* Start Data section *

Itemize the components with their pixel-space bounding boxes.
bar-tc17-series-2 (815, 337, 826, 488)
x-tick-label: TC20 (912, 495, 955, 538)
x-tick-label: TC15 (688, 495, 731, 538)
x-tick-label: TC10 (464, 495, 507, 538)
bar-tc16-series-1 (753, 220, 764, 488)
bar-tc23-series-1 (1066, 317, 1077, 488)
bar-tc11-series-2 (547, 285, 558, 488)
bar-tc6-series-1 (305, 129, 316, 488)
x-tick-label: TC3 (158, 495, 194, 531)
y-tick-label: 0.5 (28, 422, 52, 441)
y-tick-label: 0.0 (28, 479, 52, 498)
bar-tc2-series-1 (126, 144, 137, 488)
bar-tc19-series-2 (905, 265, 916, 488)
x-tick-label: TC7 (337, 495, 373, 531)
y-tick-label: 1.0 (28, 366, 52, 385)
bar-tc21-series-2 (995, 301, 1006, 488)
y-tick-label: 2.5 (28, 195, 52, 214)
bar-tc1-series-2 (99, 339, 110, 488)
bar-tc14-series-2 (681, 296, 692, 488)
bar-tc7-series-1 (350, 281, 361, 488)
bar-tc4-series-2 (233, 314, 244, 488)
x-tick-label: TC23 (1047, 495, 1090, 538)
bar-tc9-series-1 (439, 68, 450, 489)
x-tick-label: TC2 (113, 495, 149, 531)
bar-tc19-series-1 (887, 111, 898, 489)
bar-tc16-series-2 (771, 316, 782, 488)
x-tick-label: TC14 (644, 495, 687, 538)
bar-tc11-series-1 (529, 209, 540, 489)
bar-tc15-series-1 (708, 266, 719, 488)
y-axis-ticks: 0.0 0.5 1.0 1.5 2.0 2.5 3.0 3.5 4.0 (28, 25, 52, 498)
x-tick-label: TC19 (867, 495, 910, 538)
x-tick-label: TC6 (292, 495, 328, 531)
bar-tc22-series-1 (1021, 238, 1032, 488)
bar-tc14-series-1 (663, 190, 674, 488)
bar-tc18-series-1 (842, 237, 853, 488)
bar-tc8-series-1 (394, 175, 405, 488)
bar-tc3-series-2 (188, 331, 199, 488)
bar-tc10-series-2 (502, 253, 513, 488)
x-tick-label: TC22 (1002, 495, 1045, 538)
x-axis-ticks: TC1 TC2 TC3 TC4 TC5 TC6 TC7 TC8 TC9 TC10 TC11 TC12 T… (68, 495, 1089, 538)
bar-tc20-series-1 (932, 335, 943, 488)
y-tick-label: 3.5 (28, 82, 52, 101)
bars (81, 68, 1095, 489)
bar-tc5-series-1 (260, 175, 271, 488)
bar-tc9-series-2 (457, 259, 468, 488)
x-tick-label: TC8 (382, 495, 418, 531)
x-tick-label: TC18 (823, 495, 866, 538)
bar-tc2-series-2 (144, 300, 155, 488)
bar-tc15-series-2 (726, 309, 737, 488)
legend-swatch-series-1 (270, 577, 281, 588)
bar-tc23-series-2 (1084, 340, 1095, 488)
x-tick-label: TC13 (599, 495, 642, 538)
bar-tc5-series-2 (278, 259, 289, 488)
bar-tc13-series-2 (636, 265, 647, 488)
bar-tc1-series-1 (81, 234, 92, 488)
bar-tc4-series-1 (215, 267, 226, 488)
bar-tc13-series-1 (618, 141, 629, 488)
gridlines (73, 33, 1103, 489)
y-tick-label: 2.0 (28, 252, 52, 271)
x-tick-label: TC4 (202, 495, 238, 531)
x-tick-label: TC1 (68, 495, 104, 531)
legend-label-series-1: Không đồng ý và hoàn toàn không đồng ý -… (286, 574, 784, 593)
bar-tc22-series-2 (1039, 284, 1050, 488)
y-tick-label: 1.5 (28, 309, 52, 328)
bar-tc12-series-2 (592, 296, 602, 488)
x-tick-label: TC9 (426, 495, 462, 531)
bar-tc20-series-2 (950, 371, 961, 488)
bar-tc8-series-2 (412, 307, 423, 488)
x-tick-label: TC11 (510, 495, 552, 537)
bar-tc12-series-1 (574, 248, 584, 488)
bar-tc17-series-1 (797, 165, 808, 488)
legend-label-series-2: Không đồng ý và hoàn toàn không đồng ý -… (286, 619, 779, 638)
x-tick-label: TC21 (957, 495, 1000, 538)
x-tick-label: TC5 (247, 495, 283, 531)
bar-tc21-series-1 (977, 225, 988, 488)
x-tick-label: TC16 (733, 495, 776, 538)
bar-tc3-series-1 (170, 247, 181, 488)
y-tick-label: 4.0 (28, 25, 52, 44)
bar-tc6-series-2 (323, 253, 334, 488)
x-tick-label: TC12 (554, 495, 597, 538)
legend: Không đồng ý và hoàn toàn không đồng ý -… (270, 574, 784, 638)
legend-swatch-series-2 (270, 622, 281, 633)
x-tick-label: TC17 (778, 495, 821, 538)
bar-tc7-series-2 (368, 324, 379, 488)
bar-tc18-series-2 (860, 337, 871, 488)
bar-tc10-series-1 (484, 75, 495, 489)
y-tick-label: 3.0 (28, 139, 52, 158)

* End Data section *

* Required work:
Could you convert each line of the records above into a JSON list of strings, one string per line, with blank lines left out?

* Task solution:
[
  "Itemize the components with their pixel-space bounding boxes.",
  "bar-tc17-series-2 (815, 337, 826, 488)",
  "x-tick-label: TC20 (912, 495, 955, 538)",
  "x-tick-label: TC15 (688, 495, 731, 538)",
  "x-tick-label: TC10 (464, 495, 507, 538)",
  "bar-tc16-series-1 (753, 220, 764, 488)",
  "bar-tc23-series-1 (1066, 317, 1077, 488)",
  "bar-tc11-series-2 (547, 285, 558, 488)",
  "bar-tc6-series-1 (305, 129, 316, 488)",
  "x-tick-label: TC3 (158, 495, 194, 531)",
  "y-tick-label: 0.5 (28, 422, 52, 441)",
  "y-tick-label: 0.0 (28, 479, 52, 498)",
  "bar-tc2-series-1 (126, 144, 137, 488)",
  "bar-tc19-series-2 (905, 265, 916, 488)",
  "x-tick-label: TC7 (337, 495, 373, 531)",
  "y-tick-label: 1.0 (28, 366, 52, 385)",
  "bar-tc21-series-2 (995, 301, 1006, 488)",
  "y-tick-label: 2.5 (28, 195, 52, 214)",
  "bar-tc1-series-2 (99, 339, 110, 488)",
  "bar-tc14-series-2 (681, 296, 692, 488)",
  "bar-tc7-series-1 (350, 281, 361, 488)",
  "bar-tc4-series-2 (233, 314, 244, 488)",
  "x-tick-label: TC23 (1047, 495, 1090, 538)",
  "bar-tc9-series-1 (439, 68, 450, 489)",
  "x-tick-label: TC2 (113, 495, 149, 531)",
  "bar-tc19-series-1 (887, 111, 898, 489)",
  "bar-tc16-series-2 (771, 316, 782, 488)",
  "x-tick-label: TC14 (644, 495, 687, 538)",
  "bar-tc11-series-1 (529, 209, 540, 489)",
  "bar-tc15-series-1 (708, 266, 719, 488)",
  "y-axis-ticks: 0.0 0.5 1.0 1.5 2.0 2.5 3.0 3.5 4.0 (28, 25, 52, 498)",
  "x-tick-label: TC19 (867, 495, 910, 538)",
  "x-tick-label: TC6 (292, 495, 328, 531)",
  "bar-tc22-series-1 (1021, 238, 1032, 488)",
  "bar-tc14-series-1 (663, 190, 674, 488)",
  "bar-tc18-series-1 (842, 237, 853, 488)",
  "bar-tc8-series-1 (394, 175, 405, 488)",
  "bar-tc3-series-2 (188, 331, 199, 488)",
  "bar-tc10-series-2 (502, 253, 513, 488)",
  "x-tick-label: TC22 (1002, 495, 1045, 538)",
  "x-axis-ticks: TC1 TC2 TC3 TC4 TC5 TC6 TC7 TC8 TC9 TC10 TC11 TC12 T… (68, 495, 1089, 538)",
  "bar-tc20-series-1 (932, 335, 943, 488)",
  "y-tick-label: 3.5 (28, 82, 52, 101)",
  "bars (81, 68, 1095, 489)",
  "bar-tc5-series-1 (260, 175, 271, 488)",
  "bar-tc9-series-2 (457, 259, 468, 488)",
  "x-tick-label: TC8 (382, 495, 418, 531)",
  "x-tick-label: TC18 (823, 495, 866, 538)",
  "bar-tc2-series-2 (144, 300, 155, 488)",
  "bar-tc15-series-2 (726, 309, 737, 488)",
  "legend-swatch-series-1 (270, 577, 281, 588)",
  "bar-tc23-series-2 (1084, 340, 1095, 488)",
  "x-tick-label: TC13 (599, 495, 642, 538)",
  "bar-tc5-series-2 (278, 259, 289, 488)",
  "bar-tc13-series-2 (636, 265, 647, 488)",
  "bar-tc1-series-1 (81, 234, 92, 488)",
  "bar-tc4-series-1 (215, 267, 226, 488)",
  "bar-tc13-series-1 (618, 141, 629, 488)",
  "gridlines (73, 33, 1103, 489)",
  "y-tick-label: 2.0 (28, 252, 52, 271)",
  "x-tick-label: TC4 (202, 495, 238, 531)",
  "x-tick-label: TC1 (68, 495, 104, 531)",
  "legend-label-series-1: Không đồng ý và hoàn toàn không đồng ý -… (286, 574, 784, 593)",
  "bar-tc22-series-2 (1039, 284, 1050, 488)",
  "y-tick-label: 1.5 (28, 309, 52, 328)",
  "bar-tc12-series-2 (592, 296, 602, 488)",
  "x-tick-label: TC9 (426, 495, 462, 531)",
  "bar-tc20-series-2 (950, 371, 961, 488)",
  "bar-tc8-series-2 (412, 307, 423, 488)",
  "x-tick-label: TC11 (510, 495, 552, 537)",
  "bar-tc12-series-1 (574, 248, 584, 488)",
  "bar-tc17-series-1 (797, 165, 808, 488)",
  "legend-label-series-2: Không đồng ý và hoàn toàn không đồng ý -… (286, 619, 779, 638)",
  "x-tick-label: TC21 (957, 495, 1000, 538)",
  "x-tick-label: TC5 (247, 495, 283, 531)",
  "bar-tc21-series-1 (977, 225, 988, 488)",
  "x-tick-label: TC16 (733, 495, 776, 538)",
  "bar-tc3-series-1 (170, 247, 181, 488)",
  "y-tick-label: 4.0 (28, 25, 52, 44)",
  "bar-tc6-series-2 (323, 253, 334, 488)",
  "x-tick-label: TC12 (554, 495, 597, 538)",
  "legend: Không đồng ý và hoàn toàn không đồng ý -… (270, 574, 784, 638)",
  "legend-swatch-series-2 (270, 622, 281, 633)",
  "x-tick-label: TC17 (778, 495, 821, 538)",
  "bar-tc7-series-2 (368, 324, 379, 488)",
  "bar-tc18-series-2 (860, 337, 871, 488)",
  "bar-tc10-series-1 (484, 75, 495, 489)",
  "y-tick-label: 3.0 (28, 139, 52, 158)"
]